* PROBLEM REQUIREMENTS: Extract exactly the range of lines bounded by the line containing "Extract the structured" and the final line of the listing, both ends included, and no other lines.
----------------
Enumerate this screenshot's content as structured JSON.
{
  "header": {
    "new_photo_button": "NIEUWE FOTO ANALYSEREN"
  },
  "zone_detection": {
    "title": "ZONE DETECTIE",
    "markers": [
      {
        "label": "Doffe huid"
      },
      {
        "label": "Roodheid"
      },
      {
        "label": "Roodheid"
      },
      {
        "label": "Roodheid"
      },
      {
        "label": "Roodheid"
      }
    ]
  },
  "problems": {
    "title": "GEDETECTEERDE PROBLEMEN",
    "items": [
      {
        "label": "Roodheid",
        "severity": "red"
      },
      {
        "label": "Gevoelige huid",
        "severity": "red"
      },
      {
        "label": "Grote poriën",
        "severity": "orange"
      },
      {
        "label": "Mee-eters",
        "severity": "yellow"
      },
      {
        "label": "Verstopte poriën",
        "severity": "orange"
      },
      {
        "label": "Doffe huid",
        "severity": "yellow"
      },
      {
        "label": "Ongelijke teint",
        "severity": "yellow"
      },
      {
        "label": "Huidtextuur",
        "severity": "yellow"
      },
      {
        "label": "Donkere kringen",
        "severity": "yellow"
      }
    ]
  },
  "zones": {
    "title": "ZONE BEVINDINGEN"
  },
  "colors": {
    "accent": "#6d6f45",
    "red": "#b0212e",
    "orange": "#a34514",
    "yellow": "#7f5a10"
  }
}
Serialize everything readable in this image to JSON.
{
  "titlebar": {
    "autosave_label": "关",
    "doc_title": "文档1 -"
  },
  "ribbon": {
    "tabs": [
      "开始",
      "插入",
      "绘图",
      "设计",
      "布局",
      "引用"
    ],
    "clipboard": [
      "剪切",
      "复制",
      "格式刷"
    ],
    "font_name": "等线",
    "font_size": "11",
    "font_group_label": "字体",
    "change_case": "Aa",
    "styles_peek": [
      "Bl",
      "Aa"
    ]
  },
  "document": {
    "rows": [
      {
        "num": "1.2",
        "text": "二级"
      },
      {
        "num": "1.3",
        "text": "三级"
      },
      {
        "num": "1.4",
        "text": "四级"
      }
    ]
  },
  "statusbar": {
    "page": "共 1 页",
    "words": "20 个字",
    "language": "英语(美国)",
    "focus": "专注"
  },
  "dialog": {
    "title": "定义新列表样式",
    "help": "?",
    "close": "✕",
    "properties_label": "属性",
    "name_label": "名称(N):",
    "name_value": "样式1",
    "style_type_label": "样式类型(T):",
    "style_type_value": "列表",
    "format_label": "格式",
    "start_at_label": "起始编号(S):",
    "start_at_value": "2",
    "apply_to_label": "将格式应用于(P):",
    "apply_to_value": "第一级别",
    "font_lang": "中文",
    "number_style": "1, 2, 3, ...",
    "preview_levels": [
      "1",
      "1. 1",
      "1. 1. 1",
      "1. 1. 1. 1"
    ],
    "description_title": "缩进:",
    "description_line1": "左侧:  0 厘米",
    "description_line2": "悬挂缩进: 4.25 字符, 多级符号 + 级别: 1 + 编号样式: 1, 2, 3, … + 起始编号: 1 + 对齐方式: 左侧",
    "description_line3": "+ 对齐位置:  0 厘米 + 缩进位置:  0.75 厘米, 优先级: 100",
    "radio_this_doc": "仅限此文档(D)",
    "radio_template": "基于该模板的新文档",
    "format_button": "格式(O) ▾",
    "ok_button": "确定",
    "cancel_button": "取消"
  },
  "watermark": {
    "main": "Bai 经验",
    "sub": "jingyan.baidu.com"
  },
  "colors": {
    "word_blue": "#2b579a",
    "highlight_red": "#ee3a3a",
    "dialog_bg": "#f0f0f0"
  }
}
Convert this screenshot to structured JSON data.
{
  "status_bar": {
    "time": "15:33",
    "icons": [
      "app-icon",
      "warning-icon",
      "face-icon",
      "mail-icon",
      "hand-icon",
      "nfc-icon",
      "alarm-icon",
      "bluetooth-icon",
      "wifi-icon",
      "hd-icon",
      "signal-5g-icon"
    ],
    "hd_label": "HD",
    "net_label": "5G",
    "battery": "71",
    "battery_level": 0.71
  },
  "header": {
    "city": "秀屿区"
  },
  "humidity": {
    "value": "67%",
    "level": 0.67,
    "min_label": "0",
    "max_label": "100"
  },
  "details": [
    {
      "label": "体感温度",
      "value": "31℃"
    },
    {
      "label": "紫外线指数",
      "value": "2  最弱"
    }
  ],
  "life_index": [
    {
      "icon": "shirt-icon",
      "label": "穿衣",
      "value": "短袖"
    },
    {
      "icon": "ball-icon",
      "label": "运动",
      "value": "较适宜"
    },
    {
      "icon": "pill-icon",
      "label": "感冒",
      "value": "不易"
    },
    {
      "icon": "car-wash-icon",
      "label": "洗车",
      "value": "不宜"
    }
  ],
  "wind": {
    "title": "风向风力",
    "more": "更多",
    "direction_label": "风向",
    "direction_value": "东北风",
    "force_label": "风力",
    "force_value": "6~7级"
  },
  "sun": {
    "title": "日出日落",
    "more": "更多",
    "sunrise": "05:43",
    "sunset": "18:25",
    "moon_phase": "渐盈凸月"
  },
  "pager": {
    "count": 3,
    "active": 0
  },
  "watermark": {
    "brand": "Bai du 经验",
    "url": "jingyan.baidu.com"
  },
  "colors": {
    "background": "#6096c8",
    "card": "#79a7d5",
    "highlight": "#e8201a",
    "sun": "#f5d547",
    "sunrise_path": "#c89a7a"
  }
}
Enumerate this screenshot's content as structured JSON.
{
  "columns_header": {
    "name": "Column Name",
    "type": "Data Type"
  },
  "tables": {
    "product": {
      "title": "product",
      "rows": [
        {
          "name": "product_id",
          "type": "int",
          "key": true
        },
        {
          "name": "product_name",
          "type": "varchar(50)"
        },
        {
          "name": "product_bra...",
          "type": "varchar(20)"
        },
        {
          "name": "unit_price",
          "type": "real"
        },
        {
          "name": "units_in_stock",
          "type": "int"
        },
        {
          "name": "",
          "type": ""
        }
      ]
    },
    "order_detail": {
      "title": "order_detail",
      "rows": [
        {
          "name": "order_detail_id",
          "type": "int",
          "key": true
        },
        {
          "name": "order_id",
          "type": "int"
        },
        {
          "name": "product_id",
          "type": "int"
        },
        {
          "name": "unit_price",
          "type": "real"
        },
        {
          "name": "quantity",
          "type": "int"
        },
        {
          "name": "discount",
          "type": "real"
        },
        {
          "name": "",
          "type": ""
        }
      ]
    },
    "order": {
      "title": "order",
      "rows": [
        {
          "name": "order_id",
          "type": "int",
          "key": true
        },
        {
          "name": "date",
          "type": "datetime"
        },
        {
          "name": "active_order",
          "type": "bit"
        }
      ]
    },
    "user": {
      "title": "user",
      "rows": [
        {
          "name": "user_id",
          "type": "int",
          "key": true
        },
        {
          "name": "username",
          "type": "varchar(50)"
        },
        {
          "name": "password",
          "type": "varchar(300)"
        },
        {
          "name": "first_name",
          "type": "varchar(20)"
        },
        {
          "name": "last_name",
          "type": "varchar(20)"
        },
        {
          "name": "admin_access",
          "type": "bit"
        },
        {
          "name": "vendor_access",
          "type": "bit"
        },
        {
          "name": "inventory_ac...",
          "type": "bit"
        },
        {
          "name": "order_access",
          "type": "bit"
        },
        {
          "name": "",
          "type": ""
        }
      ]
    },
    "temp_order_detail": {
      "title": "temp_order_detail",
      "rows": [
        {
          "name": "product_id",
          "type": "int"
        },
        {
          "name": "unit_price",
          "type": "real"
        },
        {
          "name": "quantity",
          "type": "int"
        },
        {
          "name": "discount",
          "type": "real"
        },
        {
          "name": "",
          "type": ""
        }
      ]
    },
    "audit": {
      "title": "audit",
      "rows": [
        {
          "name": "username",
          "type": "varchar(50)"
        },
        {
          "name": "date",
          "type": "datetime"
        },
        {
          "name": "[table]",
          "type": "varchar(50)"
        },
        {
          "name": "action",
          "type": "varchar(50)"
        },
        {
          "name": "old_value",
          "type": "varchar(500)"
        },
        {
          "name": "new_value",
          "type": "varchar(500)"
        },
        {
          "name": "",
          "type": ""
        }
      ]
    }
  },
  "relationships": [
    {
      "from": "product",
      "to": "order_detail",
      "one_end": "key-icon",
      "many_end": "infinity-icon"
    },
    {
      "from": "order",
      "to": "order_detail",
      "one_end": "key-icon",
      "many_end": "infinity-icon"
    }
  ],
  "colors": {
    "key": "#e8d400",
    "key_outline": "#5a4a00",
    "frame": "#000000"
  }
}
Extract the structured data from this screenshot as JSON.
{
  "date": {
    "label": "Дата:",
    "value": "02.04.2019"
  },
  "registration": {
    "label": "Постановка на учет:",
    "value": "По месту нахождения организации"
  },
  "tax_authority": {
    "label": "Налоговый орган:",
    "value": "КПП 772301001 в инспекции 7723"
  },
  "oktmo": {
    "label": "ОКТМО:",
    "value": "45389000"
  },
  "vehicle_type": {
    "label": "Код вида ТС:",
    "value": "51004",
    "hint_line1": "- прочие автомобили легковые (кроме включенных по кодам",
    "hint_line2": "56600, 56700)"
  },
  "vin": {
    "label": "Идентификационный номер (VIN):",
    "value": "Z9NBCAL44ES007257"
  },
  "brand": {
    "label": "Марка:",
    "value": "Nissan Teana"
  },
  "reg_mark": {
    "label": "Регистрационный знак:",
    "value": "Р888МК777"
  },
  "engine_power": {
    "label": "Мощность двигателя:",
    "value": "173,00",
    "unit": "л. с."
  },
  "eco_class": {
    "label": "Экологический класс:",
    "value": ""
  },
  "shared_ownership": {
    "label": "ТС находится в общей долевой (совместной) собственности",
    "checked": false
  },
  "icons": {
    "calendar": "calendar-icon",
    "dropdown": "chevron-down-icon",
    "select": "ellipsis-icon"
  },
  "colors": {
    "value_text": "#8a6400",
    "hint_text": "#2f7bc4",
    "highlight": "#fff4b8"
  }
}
----------------
* RESPONSE TO THE TASK:
Extract the structured data from this screenshot as JSON.
{
  "date": {
    "label": "Дата:",
    "value": "02.04.2019"
  },
  "registration": {
    "label": "Постановка на учет:",
    "value": "По месту нахождения организации"
  },
  "tax_authority": {
    "label": "Налоговый орган:",
    "value": "КПП 772301001 в инспекции 7723"
  },
  "oktmo": {
    "label": "ОКТМО:",
    "value": "45389000"
  },
  "vehicle_type": {
    "label": "Код вида ТС:",
    "value": "51004",
    "hint_line1": "- прочие автомобили легковые (кроме включенных по кодам",
    "hint_line2": "56600, 56700)"
  },
  "vin": {
    "label": "Идентификационный номер (VIN):",
    "value": "Z9NBCAL44ES007257"
  },
  "brand": {
    "label": "Марка:",
    "value": "Nissan Teana"
  },
  "reg_mark": {
    "label": "Регистрационный знак:",
    "value": "Р888МК777"
  },
  "engine_power": {
    "label": "Мощность двигателя:",
    "value": "173,00",
    "unit": "л. с."
  },
  "eco_class": {
    "label": "Экологический класс:",
    "value": ""
  },
  "shared_ownership": {
    "label": "ТС находится в общей долевой (совместной) собственности",
    "checked": false
  },
  "icons": {
    "calendar": "calendar-icon",
    "dropdown": "chevron-down-icon",
    "select": "ellipsis-icon"
  },
  "colors": {
    "value_text": "#8a6400",
    "hint_text": "#2f7bc4",
    "highlight": "#fff4b8"
  }
}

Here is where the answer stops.